> Exercise task: Transcribe word for word the portion of the Greek salad passage below, starting with "How do I make" and going on through "lettuce and vinegar!".

How do I make the perfect Greek salad? I’ve actually got 5 Ways to Up Your Greek Salad Game, and they’re easy to follow now that we’re diving into summer produce! Below, I’ve listed out what you need to know to up your Greek salad game, and always remember the absolute no-no’s: skip the lettuce and vinegar!
1.Tomatoes, Tomatoes, Tomatoes!
Nothing is more crucial to a delicious Greek salad than ripe, juicy, in-season tomatoes.They’re at their best from May through October, and form part of the nightshade family along with vegetables like peppers and eggplants.
There are a number of prominent tomato varieties, but there are a few that are particularly common: Beefsteaks, for instance, can be found pretty much year-round, but they’re particularly wonderful when they’re in season. As their name implies, they’re usually pretty big (in their prime, they could weigh in at up to a pound!), with a mild flavor and high water content, making them ideal as a raw addition to salads or sandwiches.
Globe tomatoes may be lesser known by name, but they’re one of the most common varieties, mostly seen at the supermarket and occasionally labeled simply as “red tomatoes.” Thin-skinned and juicy, they’re great for slicing and come in a variety of colors. The cherry tomato is another versatile type of tomato, round and bite-sized, with a sweet flavor that makes them excellent for eating by the handful. Red, orange, green or yellow, these lovely little tomatoes can be enjoyed raw or cooked!

> Data entries:

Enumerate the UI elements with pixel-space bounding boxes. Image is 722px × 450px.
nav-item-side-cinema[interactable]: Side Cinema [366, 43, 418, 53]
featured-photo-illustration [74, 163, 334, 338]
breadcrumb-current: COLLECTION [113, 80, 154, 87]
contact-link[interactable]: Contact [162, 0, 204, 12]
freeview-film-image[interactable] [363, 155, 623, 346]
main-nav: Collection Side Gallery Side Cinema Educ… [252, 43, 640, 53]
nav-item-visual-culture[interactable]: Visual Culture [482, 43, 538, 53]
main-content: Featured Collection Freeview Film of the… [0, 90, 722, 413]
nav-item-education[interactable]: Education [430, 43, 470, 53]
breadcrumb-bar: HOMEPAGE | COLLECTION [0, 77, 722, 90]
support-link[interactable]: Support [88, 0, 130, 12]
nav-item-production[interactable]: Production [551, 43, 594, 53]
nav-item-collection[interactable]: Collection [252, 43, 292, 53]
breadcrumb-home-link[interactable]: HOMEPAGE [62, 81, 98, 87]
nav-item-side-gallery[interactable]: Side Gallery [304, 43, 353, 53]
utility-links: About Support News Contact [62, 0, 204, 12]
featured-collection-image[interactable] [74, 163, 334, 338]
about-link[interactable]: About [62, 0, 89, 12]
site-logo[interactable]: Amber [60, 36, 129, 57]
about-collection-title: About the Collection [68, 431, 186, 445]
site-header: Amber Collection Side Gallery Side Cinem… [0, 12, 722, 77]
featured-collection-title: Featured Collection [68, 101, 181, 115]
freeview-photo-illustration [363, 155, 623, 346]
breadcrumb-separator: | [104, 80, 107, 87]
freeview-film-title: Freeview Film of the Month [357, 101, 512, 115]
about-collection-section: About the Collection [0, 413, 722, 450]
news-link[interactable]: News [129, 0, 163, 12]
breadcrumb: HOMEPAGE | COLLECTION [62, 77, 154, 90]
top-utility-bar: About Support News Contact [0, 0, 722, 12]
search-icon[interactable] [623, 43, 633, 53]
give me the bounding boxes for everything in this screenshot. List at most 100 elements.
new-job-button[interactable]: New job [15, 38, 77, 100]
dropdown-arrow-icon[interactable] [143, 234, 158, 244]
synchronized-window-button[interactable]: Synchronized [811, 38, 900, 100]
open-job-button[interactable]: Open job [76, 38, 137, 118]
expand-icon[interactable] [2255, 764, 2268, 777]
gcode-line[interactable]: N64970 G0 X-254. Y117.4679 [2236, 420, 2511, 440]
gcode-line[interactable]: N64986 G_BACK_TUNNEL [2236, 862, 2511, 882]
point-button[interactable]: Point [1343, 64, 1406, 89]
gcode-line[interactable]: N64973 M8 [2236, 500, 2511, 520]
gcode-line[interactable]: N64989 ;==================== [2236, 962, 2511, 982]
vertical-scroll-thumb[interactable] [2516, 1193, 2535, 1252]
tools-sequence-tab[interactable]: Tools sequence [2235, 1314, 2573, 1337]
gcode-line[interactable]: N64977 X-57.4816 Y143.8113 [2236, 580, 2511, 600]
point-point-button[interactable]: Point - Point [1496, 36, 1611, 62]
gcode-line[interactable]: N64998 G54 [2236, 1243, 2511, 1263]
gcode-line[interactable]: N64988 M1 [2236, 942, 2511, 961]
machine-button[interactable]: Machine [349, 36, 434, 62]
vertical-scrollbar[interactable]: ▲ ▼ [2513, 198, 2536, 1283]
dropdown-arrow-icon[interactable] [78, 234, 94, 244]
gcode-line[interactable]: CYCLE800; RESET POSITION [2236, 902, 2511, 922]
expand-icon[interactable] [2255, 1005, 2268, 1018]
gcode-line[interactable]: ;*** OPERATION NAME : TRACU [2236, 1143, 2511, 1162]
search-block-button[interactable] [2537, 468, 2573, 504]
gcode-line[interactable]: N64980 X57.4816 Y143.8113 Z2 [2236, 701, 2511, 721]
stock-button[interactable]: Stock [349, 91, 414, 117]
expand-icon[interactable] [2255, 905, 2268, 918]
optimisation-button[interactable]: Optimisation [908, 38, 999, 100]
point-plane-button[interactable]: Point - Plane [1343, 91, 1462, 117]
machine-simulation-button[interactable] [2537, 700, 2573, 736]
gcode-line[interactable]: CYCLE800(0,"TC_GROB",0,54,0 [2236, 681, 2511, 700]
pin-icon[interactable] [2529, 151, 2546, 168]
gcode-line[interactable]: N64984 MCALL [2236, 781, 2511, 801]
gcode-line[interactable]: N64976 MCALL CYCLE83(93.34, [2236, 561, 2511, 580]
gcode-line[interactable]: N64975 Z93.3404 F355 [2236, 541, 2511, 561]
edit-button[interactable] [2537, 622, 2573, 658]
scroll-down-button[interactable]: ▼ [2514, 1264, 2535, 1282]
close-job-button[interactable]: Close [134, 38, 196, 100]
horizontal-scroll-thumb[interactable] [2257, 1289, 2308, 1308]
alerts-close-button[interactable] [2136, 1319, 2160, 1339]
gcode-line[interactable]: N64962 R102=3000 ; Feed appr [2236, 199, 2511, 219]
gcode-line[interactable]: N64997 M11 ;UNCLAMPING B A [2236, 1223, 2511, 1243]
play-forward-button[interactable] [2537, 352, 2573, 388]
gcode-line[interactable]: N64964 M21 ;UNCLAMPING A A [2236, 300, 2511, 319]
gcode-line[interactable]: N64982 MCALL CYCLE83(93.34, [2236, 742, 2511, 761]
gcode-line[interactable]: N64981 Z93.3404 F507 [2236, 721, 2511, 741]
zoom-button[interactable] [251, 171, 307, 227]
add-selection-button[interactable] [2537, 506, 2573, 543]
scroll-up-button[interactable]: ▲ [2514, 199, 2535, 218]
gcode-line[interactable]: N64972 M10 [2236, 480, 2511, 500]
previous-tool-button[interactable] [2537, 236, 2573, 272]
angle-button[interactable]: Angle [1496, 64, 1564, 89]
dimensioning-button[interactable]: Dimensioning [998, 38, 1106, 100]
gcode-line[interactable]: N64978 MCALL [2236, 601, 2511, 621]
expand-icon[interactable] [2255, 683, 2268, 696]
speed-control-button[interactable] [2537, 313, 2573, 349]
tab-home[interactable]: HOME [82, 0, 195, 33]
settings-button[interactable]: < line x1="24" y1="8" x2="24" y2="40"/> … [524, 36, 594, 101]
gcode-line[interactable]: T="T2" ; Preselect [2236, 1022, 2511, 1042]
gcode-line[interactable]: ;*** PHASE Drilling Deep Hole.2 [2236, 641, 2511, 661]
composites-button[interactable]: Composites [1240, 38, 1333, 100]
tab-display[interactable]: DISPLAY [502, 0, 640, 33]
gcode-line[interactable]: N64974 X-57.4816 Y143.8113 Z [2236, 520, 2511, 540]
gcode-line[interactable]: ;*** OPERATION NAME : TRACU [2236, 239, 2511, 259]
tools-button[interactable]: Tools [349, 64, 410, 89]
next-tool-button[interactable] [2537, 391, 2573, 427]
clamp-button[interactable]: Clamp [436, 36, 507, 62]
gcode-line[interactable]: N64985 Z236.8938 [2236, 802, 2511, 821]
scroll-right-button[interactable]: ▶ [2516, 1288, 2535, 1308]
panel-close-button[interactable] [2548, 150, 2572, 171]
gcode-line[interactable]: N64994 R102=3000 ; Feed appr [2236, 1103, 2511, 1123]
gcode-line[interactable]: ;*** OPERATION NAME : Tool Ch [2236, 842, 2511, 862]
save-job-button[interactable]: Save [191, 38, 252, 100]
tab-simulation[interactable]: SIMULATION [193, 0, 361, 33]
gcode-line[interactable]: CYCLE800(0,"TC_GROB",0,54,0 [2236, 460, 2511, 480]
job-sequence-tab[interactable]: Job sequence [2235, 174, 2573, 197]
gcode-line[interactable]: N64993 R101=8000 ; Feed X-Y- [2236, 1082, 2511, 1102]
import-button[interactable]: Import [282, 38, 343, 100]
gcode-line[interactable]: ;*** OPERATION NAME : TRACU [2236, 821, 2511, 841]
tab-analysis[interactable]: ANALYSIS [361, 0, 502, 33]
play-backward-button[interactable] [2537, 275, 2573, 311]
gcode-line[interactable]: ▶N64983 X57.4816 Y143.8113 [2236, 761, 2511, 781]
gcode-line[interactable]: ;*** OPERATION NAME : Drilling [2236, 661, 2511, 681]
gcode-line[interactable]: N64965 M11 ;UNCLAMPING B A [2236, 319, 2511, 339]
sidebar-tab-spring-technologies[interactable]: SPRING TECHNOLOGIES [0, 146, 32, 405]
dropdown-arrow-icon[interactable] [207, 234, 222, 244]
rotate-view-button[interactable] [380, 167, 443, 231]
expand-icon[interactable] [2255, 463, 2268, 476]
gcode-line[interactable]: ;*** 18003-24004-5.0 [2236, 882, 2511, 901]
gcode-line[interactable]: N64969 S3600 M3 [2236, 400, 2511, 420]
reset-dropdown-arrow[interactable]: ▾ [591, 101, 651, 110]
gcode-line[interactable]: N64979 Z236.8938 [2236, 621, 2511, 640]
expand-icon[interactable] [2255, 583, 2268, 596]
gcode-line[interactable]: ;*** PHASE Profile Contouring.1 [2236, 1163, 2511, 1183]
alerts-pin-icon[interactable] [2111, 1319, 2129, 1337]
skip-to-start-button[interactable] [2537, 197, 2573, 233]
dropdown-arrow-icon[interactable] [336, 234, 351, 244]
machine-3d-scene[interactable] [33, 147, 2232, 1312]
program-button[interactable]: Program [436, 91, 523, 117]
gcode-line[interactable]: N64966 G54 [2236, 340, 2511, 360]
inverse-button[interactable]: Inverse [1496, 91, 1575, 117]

> Result of the exercise:
How do I make the perfect Greek salad? I’ve actually got 5 Ways to Up Your Greek Salad Game, and they’re easy to follow now that we’re diving into summer produce! Below, I’ve listed out what you need to know to up your Greek salad game, and always remember the absolute no-no’s: skip the lettuce and vinegar!